* **WHAT YOU WILL DO**:
Pictures do not belong in the copy; restate the records below word for word.
[Start of DATA TO PROCESS]
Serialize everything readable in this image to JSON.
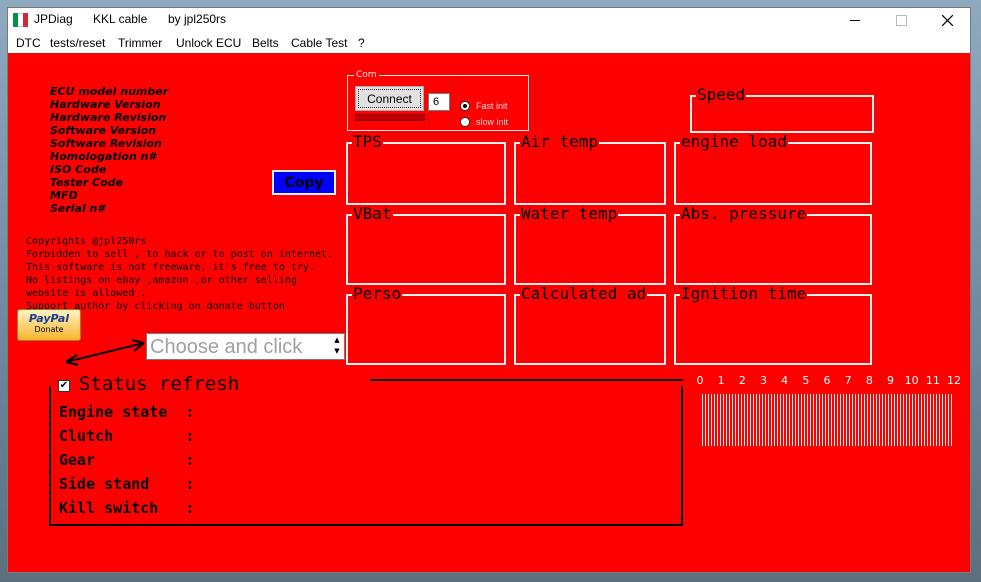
{
  "titlebar": {
    "app": "JPDiag",
    "cable": "KKL cable",
    "author": "by jpl250rs",
    "flag_colors": [
      "#009246",
      "#ffffff",
      "#ce2b37"
    ]
  },
  "menu": [
    "DTC",
    "tests/reset",
    "Trimmer",
    "Unlock ECU",
    "Belts",
    "Cable Test",
    "?"
  ],
  "ecu_labels": [
    "ECU model number",
    "Hardware Version",
    "Hardware Revision",
    "Software Version",
    "Software Revision",
    "Homologation n#",
    "ISO Code",
    "Tester Code",
    "MFD",
    "Serial n#"
  ],
  "copy_label": "Copy",
  "notice": [
    "Copyrights @jpl250rs",
    "Forbidden to sell , to hack or to post on internet.",
    "This software is not freeware, it's free to try.",
    "No listings on ebay ,amazon ,or other selling",
    "website is allowed .",
    "Support author by clicking on donate button."
  ],
  "paypal": {
    "logo": "PayPal",
    "donate": "Donate"
  },
  "device_select": {
    "value": "Choose and click"
  },
  "com": {
    "legend": "Com",
    "connect": "Connect",
    "port": "6",
    "fast_init": "Fast init",
    "slow_init": "slow init",
    "selected": "fast"
  },
  "gauges": {
    "speed": "Speed",
    "tps": "TPS",
    "air_temp": "Air temp",
    "engine_load": "engine load",
    "vbat": "VBat",
    "water_temp": "Water temp",
    "abs_pressure": "Abs. pressure",
    "perso": "Perso",
    "calculated_ad": "Calculated ad",
    "ignition_time": "Ignition time"
  },
  "status": {
    "refresh_label": "Status refresh",
    "refresh_checked": true,
    "rows": [
      "Engine state  :",
      "Clutch        :",
      "Gear          :",
      "Side stand    :",
      "Kill switch   :"
    ]
  },
  "rpm": {
    "labels": [
      "0",
      "1",
      "2",
      "3",
      "4",
      "5",
      "6",
      "7",
      "8",
      "9",
      "10",
      "11",
      "12"
    ]
  },
  "colors": {
    "client_bg": "#ff0000",
    "copy_button": "#0000ff",
    "connect_progress": "#c00000"
  }
}
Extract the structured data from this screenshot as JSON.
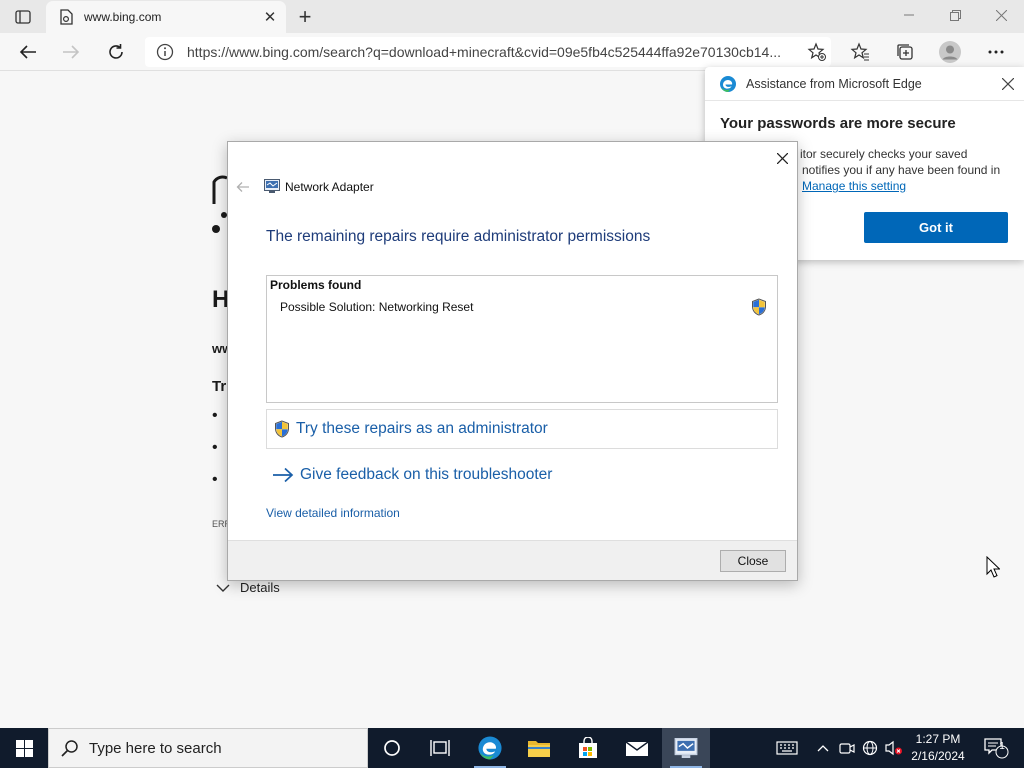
[End of DATA TO PROCESS]
* **RESPONSE TO THE TASK**:
Serialize everything readable in this image to JSON.
{
  "titlebar": {
    "app": "JPDiag",
    "cable": "KKL cable",
    "author": "by jpl250rs",
    "flag_colors": [
      "#009246",
      "#ffffff",
      "#ce2b37"
    ]
  },
  "menu": [
    "DTC",
    "tests/reset",
    "Trimmer",
    "Unlock ECU",
    "Belts",
    "Cable Test",
    "?"
  ],
  "ecu_labels": [
    "ECU model number",
    "Hardware Version",
    "Hardware Revision",
    "Software Version",
    "Software Revision",
    "Homologation n#",
    "ISO Code",
    "Tester Code",
    "MFD",
    "Serial n#"
  ],
  "copy_label": "Copy",
  "notice": [
    "Copyrights @jpl250rs",
    "Forbidden to sell , to hack or to post on internet.",
    "This software is not freeware, it's free to try.",
    "No listings on ebay ,amazon ,or other selling",
    "website is allowed .",
    "Support author by clicking on donate button."
  ],
  "paypal": {
    "logo": "PayPal",
    "donate": "Donate"
  },
  "device_select": {
    "value": "Choose and click"
  },
  "com": {
    "legend": "Com",
    "connect": "Connect",
    "port": "6",
    "fast_init": "Fast init",
    "slow_init": "slow init",
    "selected": "fast"
  },
  "gauges": {
    "speed": "Speed",
    "tps": "TPS",
    "air_temp": "Air temp",
    "engine_load": "engine load",
    "vbat": "VBat",
    "water_temp": "Water temp",
    "abs_pressure": "Abs. pressure",
    "perso": "Perso",
    "calculated_ad": "Calculated ad",
    "ignition_time": "Ignition time"
  },
  "status": {
    "refresh_label": "Status refresh",
    "refresh_checked": true,
    "rows": [
      "Engine state  :",
      "Clutch        :",
      "Gear          :",
      "Side stand    :",
      "Kill switch   :"
    ]
  },
  "rpm": {
    "labels": [
      "0",
      "1",
      "2",
      "3",
      "4",
      "5",
      "6",
      "7",
      "8",
      "9",
      "10",
      "11",
      "12"
    ]
  },
  "colors": {
    "client_bg": "#ff0000",
    "copy_button": "#0000ff",
    "connect_progress": "#c00000"
  }
}
Extract the structured data from this screenshot as JSON.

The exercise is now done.